▶ **Recorded data**
☆ ☆ ☆
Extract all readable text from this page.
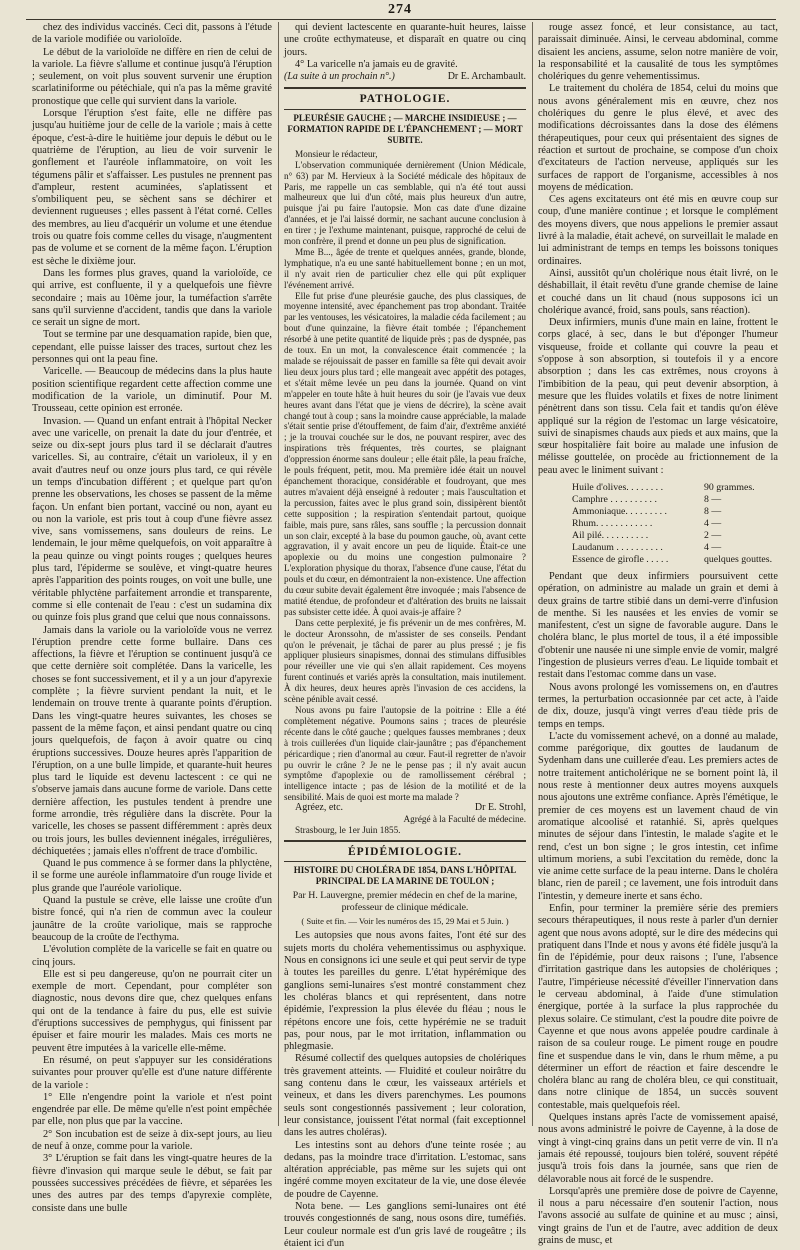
274

chez des individus vaccinés. Ceci dit, passons à l'étude de la variole modifiée ou varioloïde.

Le début de la varioloïde ne diffère en rien de celui de la variole. La fièvre s'allume et continue jusqu'à l'éruption ; seulement, on voit plus souvent survenir une éruption scarlatiniforme ou pétéchiale, qui n'a pas la même gravité pronostique que celle qui survient dans la variole.

Lorsque l'éruption s'est faite, elle ne diffère pas jusqu'au huitième jour de celle de la variole ; mais à cette époque, c'est-à-dire le huitième jour depuis le début ou le quatrième de l'éruption, au lieu de voir survenir le gonflement et l'auréole inflammatoire, on voit les tégumens pâlir et s'affaisser. Les pustules ne prennent pas d'ampleur, restent acuminées, s'aplatissent et s'ombiliquent peu, se sèchent sans se déchirer et deviennent rugueuses ; elles passent à l'état corné. Celles des membres, au lieu d'acquérir un volume et une étendue trois ou quatre fois comme celles du visage, n'augmentent pas de volume et se cornent de la même façon. L'éruption est sèche le dixième jour.

Dans les formes plus graves, quand la varioloïde, ce qui arrive, est confluente, il y a quelquefois une fièvre secondaire ; mais au 10ème jour, la tuméfaction s'arrête sans qu'il survienne d'accident, tandis que dans la variole ce serait un signe de mort.

Tout se termine par une desquamation rapide, bien que, cependant, elle puisse laisser des traces, surtout chez les personnes qui ont la peau fine.

Varicelle. — Beaucoup de médecins dans la plus haute position scientifique regardent cette affection comme une modification de la variole, un diminutif. Pour M. Trousseau, cette opinion est erronée.

Invasion. — Quand un enfant entrait à l'hôpital Necker avec une varicelle, on prenait la date du jour d'entrée, et seize ou dix-sept jours plus tard il se déclarait d'autres varicelles. Si, au contraire, c'était un varioleux, il y en avait d'autres neuf ou onze jours plus tard, ce qui révèle un temps d'incubation différent ; et quelque part qu'on prenne les observations, les choses se passent de la même façon. Un enfant bien portant, vacciné ou non, ayant eu ou non la variole, est pris tout à coup d'une fièvre assez vive, sans vomissemens, sans douleurs de reins. Le lendemain, le jour même quelquefois, on voit apparaître à la peau quinze ou vingt points rouges ; quelques heures plus tard, l'épiderme se soulève, et vingt-quatre heures après l'apparition des points rouges, on voit une bulle, une véritable phlyctène parfaitement arrondie et transparente, comme si elle contenait de l'eau : c'est un sudamina dix ou quinze fois plus grand que celui que nous connaissons.

Jamais dans la variole ou la varioloïde vous ne verrez l'éruption prendre cette forme bullaire. Dans ces affections, la fièvre et l'éruption se continuent jusqu'à ce que cette dernière soit complétée. Dans la varicelle, les choses se font successivement, et il y a un jour d'apyrexie complète ; la fièvre survient pendant la nuit, et le lendemain on trouve trente à quarante points d'éruption. Dans les vingt-quatre heures suivantes, les choses se passent de la même façon, et ainsi pendant quatre ou cinq jours quelquefois, de façon à avoir quatre ou cinq éruptions successives. Douze heures après l'apparition de l'éruption, on a une bulle limpide, et quarante-huit heures plus tard le liquide est devenu lactescent : ce qui ne s'observe jamais dans aucune forme de variole. Dans cette dernière affection, les pustules tendent à prendre une forme arrondie, très régulière dans la discrète. Pour la varicelle, les choses se passent différemment : après deux ou trois jours, les bulles deviennent inégales, irrégulières, déchiquetées ; jamais elles n'offrent de trace d'ombilic.

Quand le pus commence à se former dans la phlyctène, il se forme une auréole inflammatoire d'un rouge livide et plus grande que l'auréole variolique.

Quand la pustule se crève, elle laisse une croûte d'un bistre foncé, qui n'a rien de commun avec la couleur jaunâtre de la croûte variolique, mais se rapproche beaucoup de la croûte de l'ecthyma.

L'évolution complète de la varicelle se fait en quatre ou cinq jours.

Elle est si peu dangereuse, qu'on ne pourrait citer un exemple de mort. Cependant, pour compléter son diagnostic, nous devons dire que, chez quelques enfans qui ont de la tendance à faire du pus, elle est suivie d'éruptions successives de pemphygus, qui finissent par épuiser et faire mourir les malades. Mais ces morts ne peuvent être imputées à la varicelle elle-même.

En résumé, on peut s'appuyer sur les considérations suivantes pour prouver qu'elle est d'une nature différente de la variole :

1° Elle n'engendre point la variole et n'est point engendrée par elle. De même qu'elle n'est point empêchée par elle, non plus que par la vaccine.

2° Son incubation est de seize à dix-sept jours, au lieu de neuf à onze, comme pour la variole.

3° L'éruption se fait dans les vingt-quatre heures de la fièvre d'invasion qui marque seule le début, se fait par poussées successives précédées de fièvre, et séparées les unes des autres par des temps d'apyrexie complète, consiste dans une bulle

qui devient lactescente en quarante-huit heures, laisse une croûte ecthymateuse, et disparaît en quatre ou cinq jours.

4° La varicelle n'a jamais eu de gravité.

(La suite à un prochain n°.)	Dr E. Archambault.
PATHOLOGIE.
PLEURÉSIE GAUCHE ; — MARCHE INSIDIEUSE ; — FORMATION RAPIDE DE L'ÉPANCHEMENT ; — MORT SUBITE.

Monsieur le rédacteur,

L'observation communiquée dernièrement (Union Médicale, n° 63) par M. Hervieux à la Société médicale des hôpitaux de Paris, me rappelle un cas semblable, qui n'a été tout aussi malheureux que lui d'un côté, mais plus heureux d'un autre, puisque j'ai pu faire l'autopsie. Mon cas date d'une dizaine d'années, et je l'ai laissé dormir, ne sachant aucune conclusion à en tirer ; je l'exhume maintenant, puisque, rapproché de celui de mon confrère, il prend et donne un peu plus de signification.

Mme B..., âgée de trente et quelques années, grande, blonde, lymphatique, n'a eu une santé habituellement bonne ; en un mot, il n'y avait rien de particulier chez elle qui pût expliquer l'événement arrivé.

Elle fut prise d'une pleurésie gauche, des plus classiques, de moyenne intensité, avec épanchement pas trop abondant. Traitée par les ventouses, les vésicatoires, la maladie céda facilement ; au bout d'une quinzaine, la fièvre était tombée ; l'épanchement résorbé à une petite quantité de liquide près ; pas de dyspnée, pas de toux. En un mot, la convalescence était commencée ; la malade se réjouissait de passer en famille sa fête qui devait avoir lieu deux jours plus tard ; elle mangeait avec appétit des potages, et s'était même levée un peu dans la journée. Quand on vint m'appeler en toute hâte à huit heures du soir (je l'avais vue deux heures avant dans l'état que je viens de décrire), la scène avait changé tout à coup ; sans la moindre cause appréciable, la malade s'était sentie prise d'étouffement, de faim d'air, d'extrême anxiété ; je la trouvai couchée sur le dos, ne pouvant respirer, avec des inspirations très fréquentes, très courtes, se plaignant d'oppression énorme sans douleur ; elle était pâle, la peau fraîche, le pouls fréquent, petit, mou. Ma première idée était un nouvel épanchement thoracique, considérable et foudroyant, que mes autres m'avaient déjà enseigné à redouter ; mais l'auscultation et la percussion, faites avec le plus grand soin, dissipèrent bientôt cette supposition ; la respiration s'entendait partout, quoique faible, mais pure, sans râles, sans souffle ; la percussion donnait un son clair, excepté à la base du poumon gauche, où, avant cette aggravation, il y avait encore un peu de liquide. Était-ce une apoplexie ou du moins une congestion pulmonaire ? L'exploration physique du thorax, l'absence d'une cause, l'état du pouls et du cœur, en démontraient la non-existence. Une affection du cœur subite devait également être invoquée ; mais l'absence de matité étendue, de profondeur et d'altération des bruits ne laissait pas subsister cette idée. À quoi avais-je affaire ?

Dans cette perplexité, je fis prévenir un de mes confrères, M. le docteur Aronssohn, de m'assister de ses conseils. Pendant qu'on le prévenait, je tâchai de parer au plus pressé ; je fis appliquer plusieurs sinapismes, donnai des stimulans diffusibles pour réveiller une vie qui s'en allait rapidement. Ces moyens furent continués et variés après la consultation, mais inutilement. À dix heures, deux heures après l'invasion de ces accidens, la scène pénible avait cessé.

Nous avons pu faire l'autopsie de la poitrine : Elle a été complètement négative. Poumons sains ; traces de pleurésie récente dans le côté gauche ; quelques fausses membranes ; deux à trois cuillerées d'un liquide clair-jaunâtre ; pas d'épanchement péricardique ; rien d'anormal au cœur. Faut-il regretter de n'avoir pu ouvrir le crâne ? Je ne le pense pas ; il n'y avait aucun symptôme d'apoplexie ou de ramollissement cérébral ; intelligence intacte ; pas de lésion de la motilité et de la sensibilité. Mais de quoi est morte ma malade ?

Agréez, etc.	Dr E. Strohl,

Agrégé à la Faculté de médecine.

Strasbourg, le 1er Juin 1855.

ÉPIDÉMIOLOGIE.
HISTOIRE DU CHOLÉRA DE 1854, DANS L'HÔPITAL PRINCIPAL DE LA MARINE DE TOULON ;

Par H. Lauvergne, premier médecin en chef de la marine, professeur de clinique médicale.

( Suite et fin. — Voir les numéros des 15, 29 Mai et 5 Juin. )

Les autopsies que nous avons faites, l'ont été sur des sujets morts du choléra vehementissimus ou asphyxique. Nous en consignons ici une seule et qui peut servir de type à toutes les pareilles du genre. L'état hypérémique des ganglions semi-lunaires s'est montré constamment chez les choléras blancs et qui représentent, dans notre épidémie, l'expression la plus élevée du fléau ; nous le répétons encore une fois, cette hypérémie ne se traduit pas, pour nous, par le mot irritation, inflammation ou phlegmasie.

Résumé collectif des quelques autopsies de cholériques très gravement atteints. — Fluidité et couleur noirâtre du sang contenu dans le cœur, les vaisseaux artériels et veineux, et dans les divers parenchymes. Les poumons seuls sont congestionnés passivement ; leur coloration, leur consistance, jouissent l'état normal (fait exceptionnel dans les autres choléras).

Les intestins sont au dehors d'une teinte rosée ; au dedans, pas la moindre trace d'irritation. L'estomac, sans altération appréciable, pas même sur les sujets qui ont ingéré comme moyen excitateur de la vie, une dose élevée de poudre de Cayenne.

Nota bene. — Les ganglions semi-lunaires ont été trouvés congestionnés de sang, nous osons dire, tuméfiés. Leur couleur normale est d'un gris lavé de rougeâtre ; ils étaient ici d'un

rouge assez foncé, et leur consistance, au tact, paraissait diminuée. Ainsi, le cerveau abdominal, comme disaient les anciens, assume, selon notre manière de voir, la responsabilité et la causalité de tous les symptômes cholériques du genre vehementissimus.

Le traitement du choléra de 1854, celui du moins que nous avons généralement mis en œuvre, chez nos cholériques du genre le plus élevé, et avec des modifications décroissantes dans la dose des élémens thérapeutiques, pour ceux qui présentaient des signes de réaction et surtout de prochaine, se compose d'un choix d'excitateurs de l'action nerveuse, appliqués sur les surfaces de rapport de l'organisme, accessibles à nos moyens de médication.

Ces agens excitateurs ont été mis en œuvre coup sur coup, d'une manière continue ; et lorsque le complément des moyens divers, que nous appelions le premier assaut livré à la maladie, était achevé, on surveillait le malade en lui administrant de temps en temps les boissons toniques ordinaires.

Ainsi, aussitôt qu'un cholérique nous était livré, on le déshabillait, il était revêtu d'une grande chemise de laine et couché dans un lit chaud (nous supposons ici un cholérique avancé, froid, sans pouls, sans réaction).

Deux infirmiers, munis d'une main en laine, frottent le corps glacé, à sec, dans le but d'éponger l'humeur visqueuse, froide et collante qui couvre la peau et s'oppose à son absorption, si toutefois il y a encore absorption ; dans les cas extrêmes, nous croyons à l'imbibition de la peau, qui peut devenir absorption, à mesure que les fluides volatils et fixes de notre liniment pénètrent dans son tissu. Cela fait et tandis qu'on élève appliqué sur la région de l'estomac un large vésicatoire, suivi de sinapismes chauds aux pieds et aux mains, que la sœur hospitalière fait boire au malade une infusion de mélisse gouttelée, on procède au frictionnement de la peau avec le liniment suivant :

Huile d'olives. . . . . . . .	90 grammes.
Camphre . . . . . . . . . .	8 —
Ammoniaque. . . . . . . . .	8 —
Rhum. . . . . . . . . . . .	4 —
Ail pilé. . . . . . . . . .	2 —
Laudanum . . . . . . . . . .	4 —
Essence de girofle . . . . .	quelques gouttes.

Pendant que deux infirmiers poursuivent cette opération, on administre au malade un grain et demi à deux grains de tartre stibié dans un demi-verre d'infusion de menthe. Si les nausées et les envies de vomir se manifestent, c'est un signe de favorable augure. Dans le choléra blanc, le plus mortel de tous, il a été impossible d'obtenir une nausée ni une simple envie de vomir, malgré l'ingestion de plusieurs verres d'eau. Le liquide tombait et restait dans l'estomac comme dans un vase.

Nous avons prolongé les vomissemens on, en d'autres termes, la perturbation occasionnée par cet acte, à l'aide de dix, douze, jusqu'à vingt verres d'eau tiède pris de temps en temps.

L'acte du vomissement achevé, on a donné au malade, comme parégorique, dix gouttes de laudanum de Sydenham dans une cuillerée d'eau. Les premiers actes de notre traitement anticholérique ne se bornent point là, il nous reste à mentionner deux autres moyens auxquels nous ajoutons une extrême confiance. Après l'émétique, le premier de ces moyens est un lavement chaud de vin aromatique alcoolisé et ratanhié. Si, après quelques minutes de séjour dans l'intestin, le malade s'agite et le rend, c'est un bon signe ; le gros intestin, cet infime ultimum moriens, a subi l'excitation du remède, donc la vie anime cette surface de la peau interne. Dans le choléra blanc, rien de pareil ; ce lavement, une fois introduit dans l'intestin, y demeure inerte et sans écho.

Enfin, pour terminer la première série des premiers secours thérapeutiques, il nous reste à parler d'un dernier agent que nous avons adopté, sur le dire des médecins qui pratiquent dans l'Inde et nous y avons été fidèle jusqu'à la fin de l'épidémie, pour deux raisons ; l'une, l'absence d'irritation gastrique dans les autopsies de cholériques ; l'autre, l'impérieuse nécessité d'éveiller l'innervation dans le cerveau abdominal, à l'aide d'une stimulation énergique, portée à la surface la plus rapprochée du plexus solaire. Ce stimulant, c'est la poudre dite poivre de Cayenne et que nous avons appelée poudre cardinale à raison de sa couleur rouge. Le piment rouge en poudre fine et suspendue dans le vin, dans le rhum même, a pu déterminer un effort de réaction et faire descendre le choléra blanc au rang de choléra bleu, ce qui constituait, dans notre clinique de 1854, un succès souvent contestable, mais quelquefois réel.

Quelques instans après l'acte de vomissement apaisé, nous avons administré le poivre de Cayenne, à la dose de vingt à vingt-cinq grains dans un petit verre de vin. Il n'a jamais été repoussé, toujours bien toléré, souvent répété jusqu'à trois fois dans la journée, sans que rien de délavorable nous ait forcé de le suspendre.

Lorsqu'après une première dose de poivre de Cayenne, il nous a paru nécessaire d'en soutenir l'action, nous l'avons associé au sulfate de quinine et au musc ; ainsi, vingt grains de l'un et de l'autre, avec addition de deux grains de musc, et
☆ ☆ ☆
▶ **Task prompt**
Show every line in the entries where the string "semi" occurs.

▶ **Answer to the problem**
Les autopsies que nous avons faites, l'ont été sur des sujets morts du choléra vehementissimus ou asphyxique. Nous en consignons ici une seule et qui peut servir de type à toutes les pareilles du genre. L'état hypérémique des ganglions semi-lunaires s'est montré constamment chez les choléras blancs et qui représentent, dans notre épidémie, l'expression la plus élevée du fléau ; nous le répétons encore une fois, cette hypérémie ne se traduit pas, pour nous, par le mot irritation, inflammation ou phlegmasie.
Nota bene. — Les ganglions semi-lunaires ont été trouvés congestionnés de sang, nous osons dire, tuméfiés. Leur couleur normale est d'un gris lavé de rougeâtre ; ils étaient ici d'un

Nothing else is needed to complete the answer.